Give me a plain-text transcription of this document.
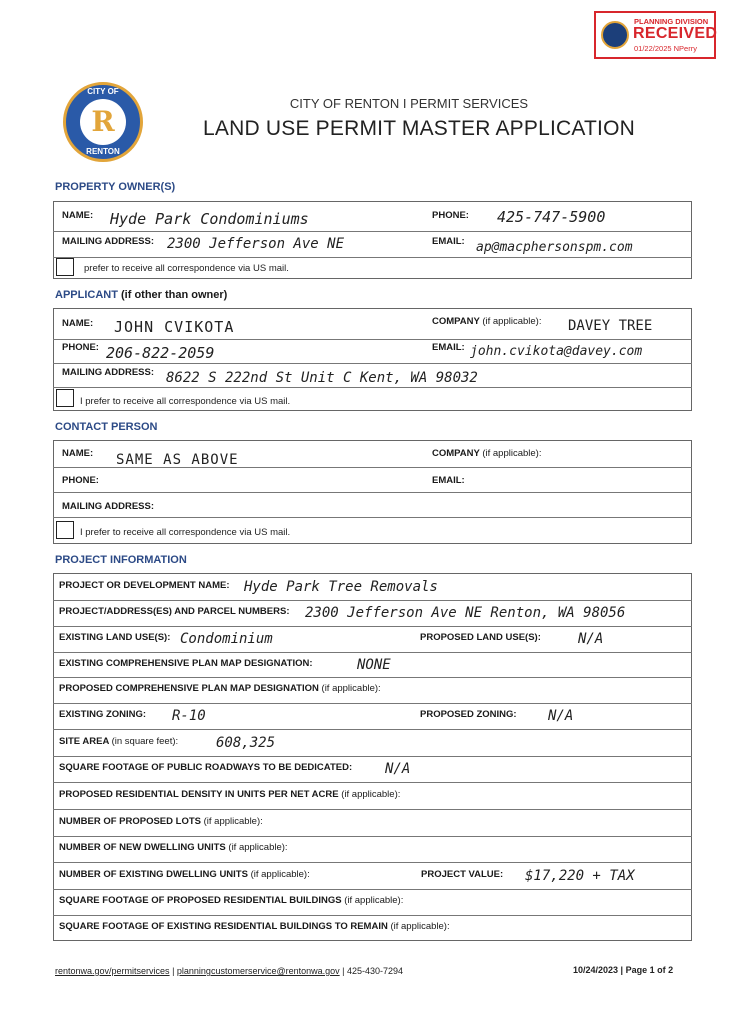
PLANNING DIVISION
RECEIVED
01/22/2025 NPerry
CITY OF
R
RENTON
CITY OF RENTON I PERMIT SERVICES
LAND USE PERMIT MASTER APPLICATION
PROPERTY OWNER(S)
NAME: Hyde Park Condominiums	PHONE: 425-747-5900
MAILING ADDRESS: 2300 Jefferson Ave NE	EMAIL: ap@macphersonspm.com
prefer to receive all correspondence via US mail.
APPLICANT (if other than owner)
NAME: JOHN CVIKOTA	COMPANY (if applicable): DAVEY TREE
PHONE: 206-822-2059	EMAIL: john.cvikota@davey.com
MAILING ADDRESS: 8622 S 222nd St Unit C Kent, WA 98032
I prefer to receive all correspondence via US mail.
CONTACT PERSON
NAME: SAME AS ABOVE	COMPANY (if applicable):
PHONE:	EMAIL:
MAILING ADDRESS:
I prefer to receive all correspondence via US mail.
PROJECT INFORMATION
PROJECT OR DEVELOPMENT NAME: Hyde Park Tree Removals
PROJECT/ADDRESS(ES) AND PARCEL NUMBERS: 2300 Jefferson Ave NE Renton, WA 98056
EXISTING LAND USE(S): Condominium	PROPOSED LAND USE(S):	N/A
EXISTING COMPREHENSIVE PLAN MAP DESIGNATION:	NONE
PROPOSED COMPREHENSIVE PLAN MAP DESIGNATION (if applicable):
EXISTING ZONING: R-10	PROPOSED ZONING: N/A
SITE AREA (in square feet):	608,325
SQUARE FOOTAGE OF PUBLIC ROADWAYS TO BE DEDICATED: N/A
PROPOSED RESIDENTIAL DENSITY IN UNITS PER NET ACRE (if applicable):
NUMBER OF PROPOSED LOTS (if applicable):
NUMBER OF NEW DWELLING UNITS (if applicable):
NUMBER OF EXISTING DWELLING UNITS (if applicable):	PROJECT VALUE: $17,220 + TAX
SQUARE FOOTAGE OF PROPOSED RESIDENTIAL BUILDINGS (if applicable):
SQUARE FOOTAGE OF EXISTING RESIDENTIAL BUILDINGS TO REMAIN (if applicable):
rentonwa.gov/permitservices | planningcustomerservice@rentonwa.gov | 425-430-7294	10/24/2023 | Page 1 of 2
+ + + + + + +
Exercise objective -
Drop the images and repeat the data exactly.

Solution to the exercise -
Give me a plain-text transcription of this document.
PLANNING DIVISION
RECEIVED
01/22/2025 NPerry
CITY OF
R
RENTON
CITY OF RENTON I PERMIT SERVICES
LAND USE PERMIT MASTER APPLICATION
PROPERTY OWNER(S)
NAME: Hyde Park Condominiums	PHONE: 425-747-5900
MAILING ADDRESS: 2300 Jefferson Ave NE	EMAIL: ap@macphersonspm.com
prefer to receive all correspondence via US mail.
APPLICANT (if other than owner)
NAME: JOHN CVIKOTA	COMPANY (if applicable): DAVEY TREE
PHONE: 206-822-2059	EMAIL: john.cvikota@davey.com
MAILING ADDRESS: 8622 S 222nd St Unit C Kent, WA 98032
I prefer to receive all correspondence via US mail.
CONTACT PERSON
NAME: SAME AS ABOVE	COMPANY (if applicable):
PHONE:	EMAIL:
MAILING ADDRESS:
I prefer to receive all correspondence via US mail.
PROJECT INFORMATION
PROJECT OR DEVELOPMENT NAME: Hyde Park Tree Removals
PROJECT/ADDRESS(ES) AND PARCEL NUMBERS: 2300 Jefferson Ave NE Renton, WA 98056
EXISTING LAND USE(S): Condominium	PROPOSED LAND USE(S):	N/A
EXISTING COMPREHENSIVE PLAN MAP DESIGNATION:	NONE
PROPOSED COMPREHENSIVE PLAN MAP DESIGNATION (if applicable):
EXISTING ZONING: R-10	PROPOSED ZONING: N/A
SITE AREA (in square feet):	608,325
SQUARE FOOTAGE OF PUBLIC ROADWAYS TO BE DEDICATED: N/A
PROPOSED RESIDENTIAL DENSITY IN UNITS PER NET ACRE (if applicable):
NUMBER OF PROPOSED LOTS (if applicable):
NUMBER OF NEW DWELLING UNITS (if applicable):
NUMBER OF EXISTING DWELLING UNITS (if applicable):	PROJECT VALUE: $17,220 + TAX
SQUARE FOOTAGE OF PROPOSED RESIDENTIAL BUILDINGS (if applicable):
SQUARE FOOTAGE OF EXISTING RESIDENTIAL BUILDINGS TO REMAIN (if applicable):
rentonwa.gov/permitservices | planningcustomerservice@rentonwa.gov | 425-430-7294	10/24/2023 | Page 1 of 2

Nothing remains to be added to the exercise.